**SUPPLIED RECORDS:**
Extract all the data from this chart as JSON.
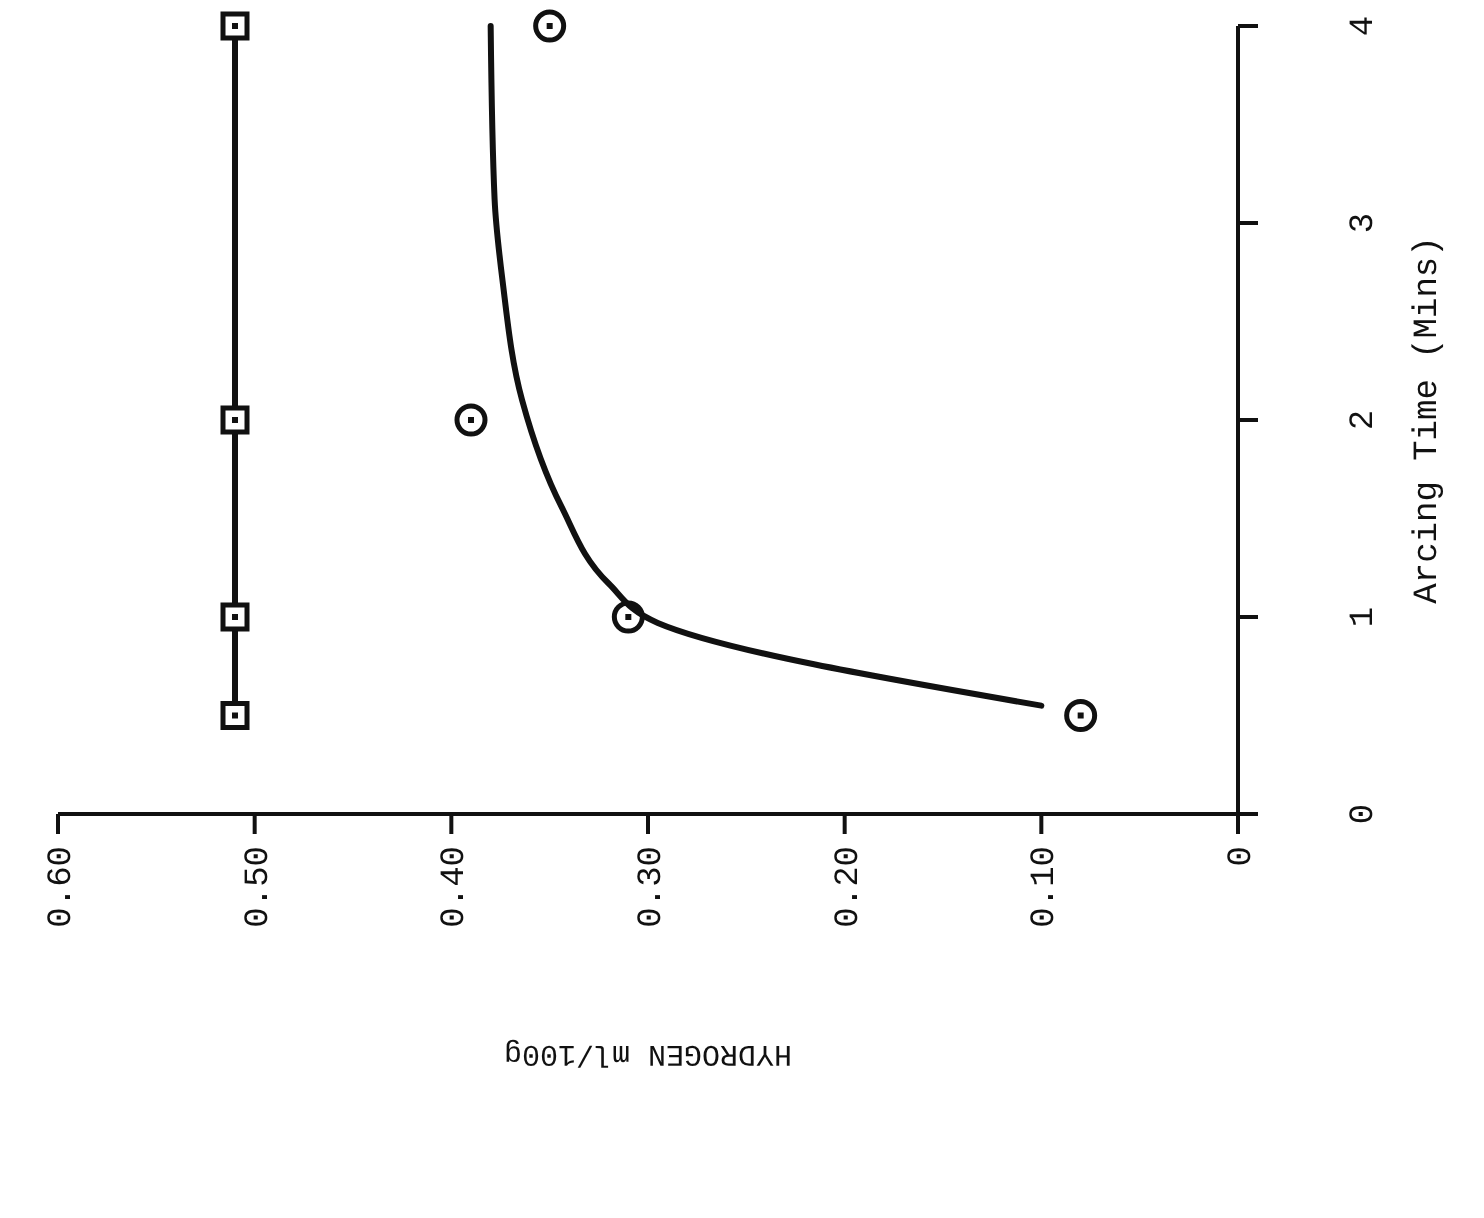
{
  "chart_data": {
    "type": "line",
    "xlabel": "HYDROGEN ml/100g",
    "ylabel": "Arcing Time (Mins)",
    "xlim": [
      0.6,
      0
    ],
    "xticks": [
      {
        "value": 0.6,
        "label": "0.60"
      },
      {
        "value": 0.5,
        "label": "0.50"
      },
      {
        "value": 0.4,
        "label": "0.40"
      },
      {
        "value": 0.3,
        "label": "0.30"
      },
      {
        "value": 0.2,
        "label": "0.20"
      },
      {
        "value": 0.1,
        "label": "0.10"
      },
      {
        "value": 0,
        "label": "0"
      }
    ],
    "ylim": [
      0,
      4
    ],
    "yticks": [
      0,
      1,
      2,
      3,
      4
    ],
    "grid": false,
    "series": [
      {
        "marker": "square",
        "color": "#111111",
        "x": [
          0.51,
          0.51,
          0.51,
          0.51
        ],
        "values": [
          0.5,
          1,
          2,
          4
        ]
      },
      {
        "type": "scatter",
        "marker": "circle",
        "color": "#111111",
        "x": [
          0.08,
          0.31,
          0.39,
          0.35
        ],
        "values": [
          0.5,
          1,
          2,
          4
        ]
      },
      {
        "marker": "none",
        "color": "#111111",
        "x": [
          0.1,
          0.295,
          0.32,
          0.344,
          0.364,
          0.374,
          0.378,
          0.38
        ],
        "values": [
          0.55,
          0.97,
          1.17,
          1.56,
          2.1,
          2.71,
          3.12,
          4.0
        ]
      }
    ]
  }
}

**EXERCISE:** Skip the images and write out the rest of the listing exactly.

**TASK RESULT:**
Extract all the data from this chart as JSON.
{
  "chart_data": {
    "type": "line",
    "xlabel": "HYDROGEN ml/100g",
    "ylabel": "Arcing Time (Mins)",
    "xlim": [
      0.6,
      0
    ],
    "xticks": [
      {
        "value": 0.6,
        "label": "0.60"
      },
      {
        "value": 0.5,
        "label": "0.50"
      },
      {
        "value": 0.4,
        "label": "0.40"
      },
      {
        "value": 0.3,
        "label": "0.30"
      },
      {
        "value": 0.2,
        "label": "0.20"
      },
      {
        "value": 0.1,
        "label": "0.10"
      },
      {
        "value": 0,
        "label": "0"
      }
    ],
    "ylim": [
      0,
      4
    ],
    "yticks": [
      0,
      1,
      2,
      3,
      4
    ],
    "grid": false,
    "series": [
      {
        "marker": "square",
        "color": "#111111",
        "x": [
          0.51,
          0.51,
          0.51,
          0.51
        ],
        "values": [
          0.5,
          1,
          2,
          4
        ]
      },
      {
        "type": "scatter",
        "marker": "circle",
        "color": "#111111",
        "x": [
          0.08,
          0.31,
          0.39,
          0.35
        ],
        "values": [
          0.5,
          1,
          2,
          4
        ]
      },
      {
        "marker": "none",
        "color": "#111111",
        "x": [
          0.1,
          0.295,
          0.32,
          0.344,
          0.364,
          0.374,
          0.378,
          0.38
        ],
        "values": [
          0.55,
          0.97,
          1.17,
          1.56,
          2.1,
          2.71,
          3.12,
          4.0
        ]
      }
    ]
  }
}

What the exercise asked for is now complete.